**AIM OF THE TASK**. Copy each line below that includes "previously".

**RECORDS FOR THE EXERCISE**.
-------
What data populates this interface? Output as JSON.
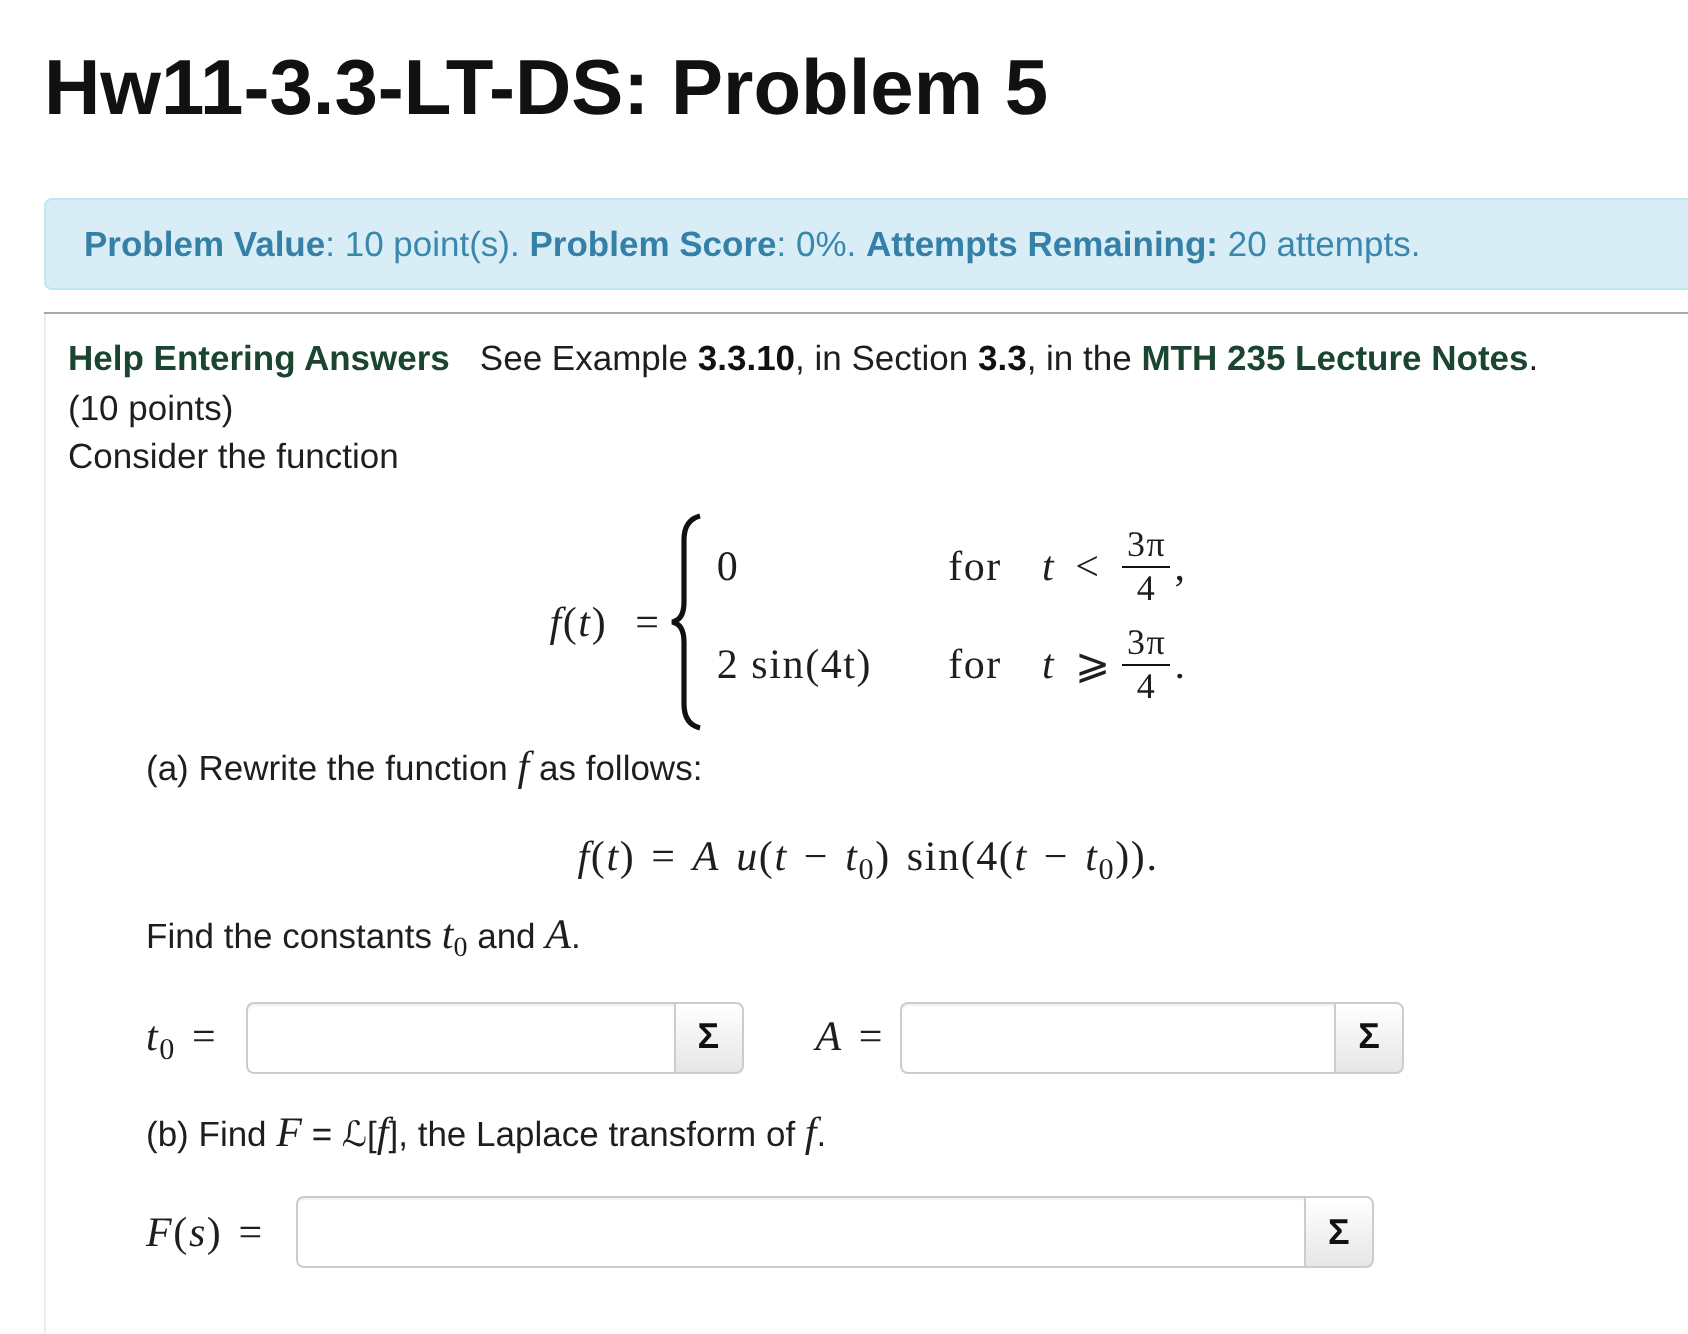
{
  "title": "Hw11-3.3-LT-DS: Problem 5",
  "status": "**Problem Value**: 10 point(s). **Problem Score**: 0%. **Attempts Remaining:** 20 attempts.",
  "help": {
    "link": "Help Entering Answers",
    "text": "See Example **3.3.10**, in Section **3.3**, in the ",
    "notes_link": "MTH 235 Lecture Notes",
    "end": "."
  },
  "points": "(10 points)",
  "intro": "Consider the function",
  "piecewise": {
    "lhs": "*f*(*t*) =",
    "cases": [
      {
        "expr": "0",
        "word": "for",
        "relation": "*t* <",
        "numerator": "3π",
        "denominator": "4",
        "punct": ","
      },
      {
        "expr": "2 sin(4t)",
        "word": "for",
        "relation": "*t* ⩾",
        "numerator": "3π",
        "denominator": "4",
        "punct": "."
      }
    ]
  },
  "part_a": {
    "prompt": "(a) Rewrite the function *f* as follows:",
    "formula": "*f*(*t*) = *A* *u*(*t* − *t*$_{0}$) sin(4(*t* − *t*$_{0}$)).",
    "question": "Find the constants *t*$_{0}$ and *A*.",
    "answers": [
      {
        "label": "*t*$_{0}$ =",
        "button": "Σ"
      },
      {
        "label": "*A* =",
        "button": "Σ"
      }
    ]
  },
  "part_b": {
    "prompt": "(b) Find *F* = ℒ[*f*], the Laplace transform of *f*.",
    "answers": [
      {
        "label": "*F*(*s*) =",
        "button": "Σ"
      }
    ]
  }
}
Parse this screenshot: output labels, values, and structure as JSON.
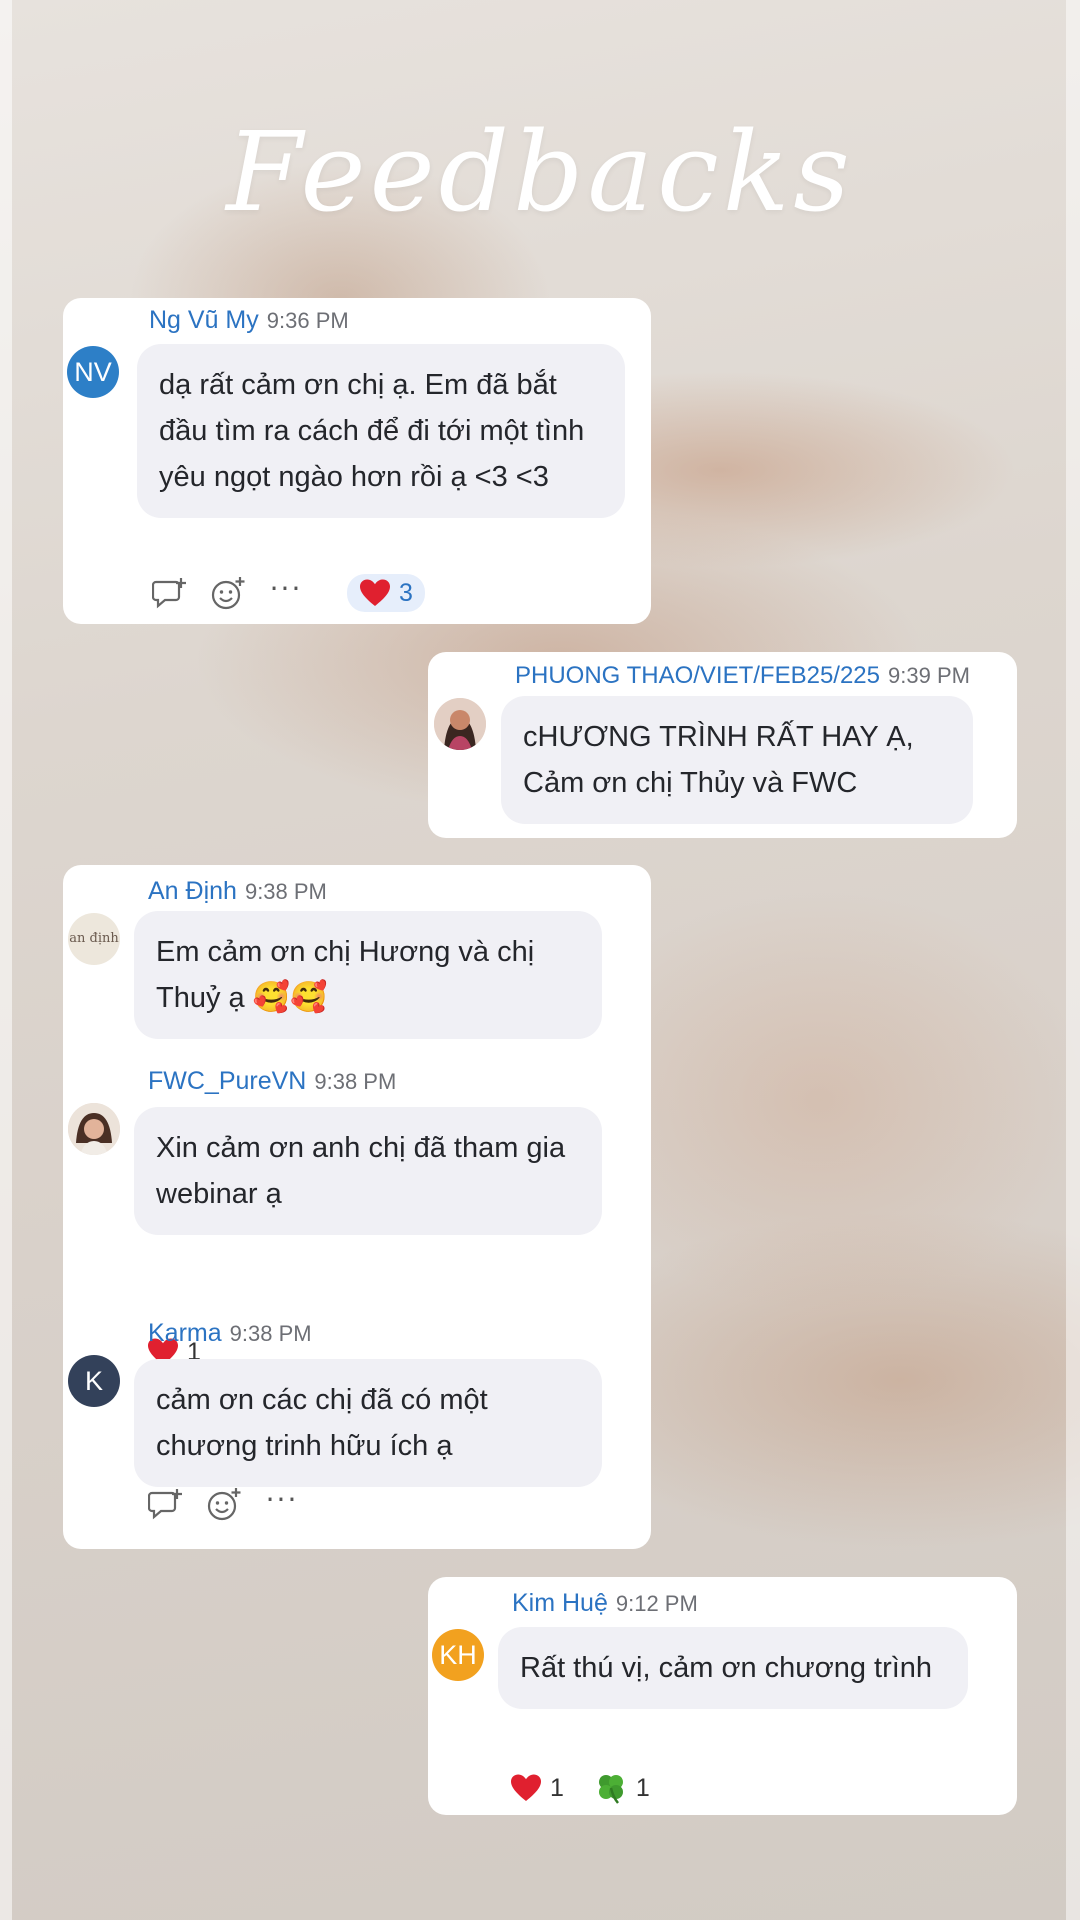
{
  "title": "Feedbacks",
  "messages": [
    {
      "name": "Ng Vũ My",
      "time": "9:36 PM",
      "initials": "NV",
      "avatar_color": "#2d7fc7",
      "text": "dạ rất cảm ơn chị ạ. Em đã bắt đầu tìm ra cách để đi tới một tình yêu ngọt ngào hơn rồi ạ <3 <3",
      "reaction_count": "3"
    },
    {
      "name": "PHUONG THAO/VIET/FEB25/225",
      "time": "9:39 PM",
      "text": "cHƯƠNG TRÌNH RẤT HAY Ạ, Cảm ơn chị Thủy và FWC"
    },
    {
      "name": "An Định",
      "time": "9:38 PM",
      "avatar_text": "an định",
      "text": "Em cảm ơn chị Hương và chị Thuỷ ạ",
      "emoji": "🥰🥰"
    },
    {
      "name": "FWC_PureVN",
      "time": "9:38 PM",
      "text": "Xin cảm ơn anh chị đã tham gia webinar ạ",
      "reaction_count": "1"
    },
    {
      "name": "Karma",
      "time": "9:38 PM",
      "initials": "K",
      "avatar_color": "#33415a",
      "text": "cảm ơn các chị đã có một chương trinh hữu ích ạ"
    },
    {
      "name": "Kim Huệ",
      "time": "9:12 PM",
      "initials": "KH",
      "avatar_color": "#f2a11f",
      "text": "Rất thú vị, cảm ơn chương trình",
      "heart_count": "1",
      "clover_count": "1"
    }
  ],
  "actions": {
    "more": "···"
  },
  "colors": {
    "name": "#2b73c2",
    "bubble": "#f0f0f5",
    "heart": "#e0202f",
    "clover": "#3f9a2e"
  }
}
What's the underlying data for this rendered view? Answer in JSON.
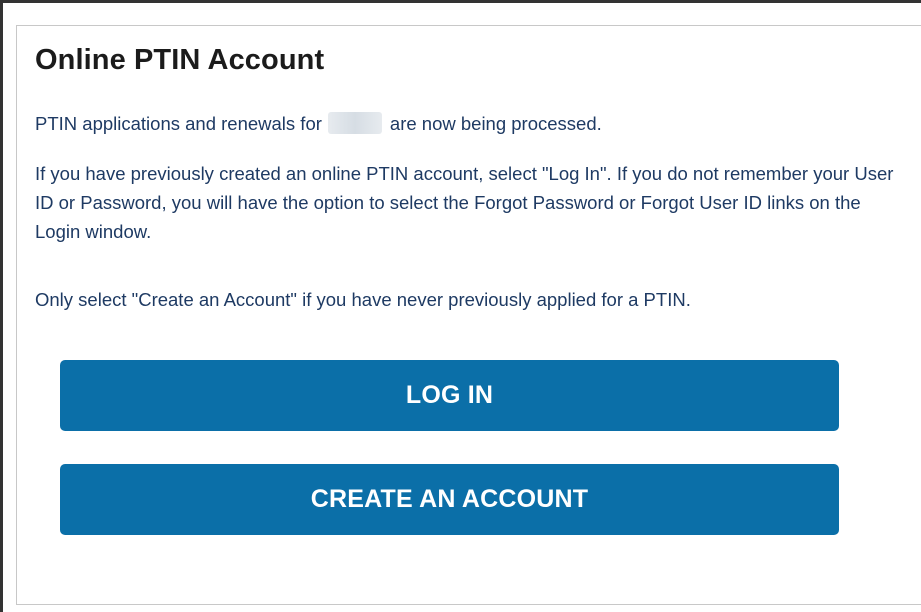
{
  "panel": {
    "title": "Online PTIN Account",
    "para1_prefix": "PTIN applications and renewals for",
    "para1_suffix": "are now being processed.",
    "para2": "If you have previously created an online PTIN account, select \"Log In\". If you do not remember your User ID or Password, you will have the option to select the Forgot Password or Forgot User ID links on the Login window.",
    "para3": "Only select \"Create an Account\" if you have never previously applied for a PTIN."
  },
  "buttons": {
    "login_label": "LOG IN",
    "create_label": "CREATE AN ACCOUNT"
  },
  "colors": {
    "button_bg": "#0b6fa8",
    "body_text": "#1e3a63",
    "title_text": "#1b1b1b"
  }
}
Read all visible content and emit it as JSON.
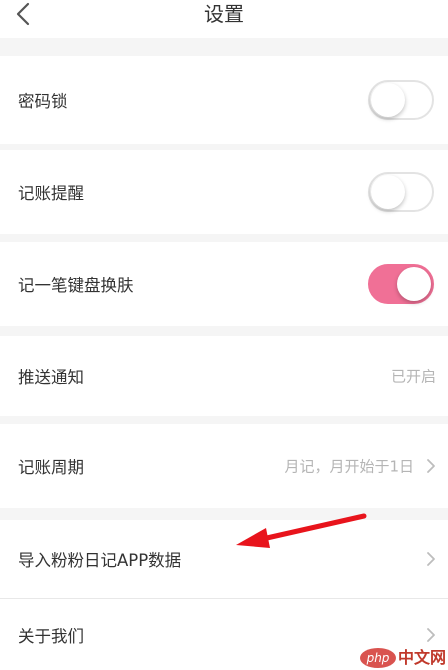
{
  "header": {
    "title": "设置",
    "back_icon": "chevron-left-icon"
  },
  "settings": {
    "password_lock": {
      "label": "密码锁",
      "toggle": "off"
    },
    "bookkeeping_reminder": {
      "label": "记账提醒",
      "toggle": "off"
    },
    "keyboard_skin": {
      "label": "记一笔键盘换肤",
      "toggle": "on"
    },
    "push_notification": {
      "label": "推送通知",
      "value": "已开启"
    },
    "bookkeeping_cycle": {
      "label": "记账周期",
      "value": "月记，月开始于1日",
      "icon": "chevron-right-icon"
    },
    "import_data": {
      "label": "导入粉粉日记APP数据",
      "icon": "chevron-right-icon"
    },
    "about_us": {
      "label": "关于我们",
      "icon": "chevron-right-icon"
    }
  },
  "annotation": {
    "icon": "red-arrow-icon",
    "color": "#e8141c"
  },
  "watermark": {
    "badge": "php",
    "text": "中文网"
  },
  "colors": {
    "accent": "#f07096",
    "background": "#f5f5f5",
    "value_text": "#b5b5b5"
  }
}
-------
**TASK ANSWER**.
    "para2": "If you have previously created an online PTIN account, select \"Log In\". If you do not remember your User ID or Password, you will have the option to select the Forgot Password or Forgot User ID links on the Login window.",
    "para3": "Only select \"Create an Account\" if you have never previously applied for a PTIN."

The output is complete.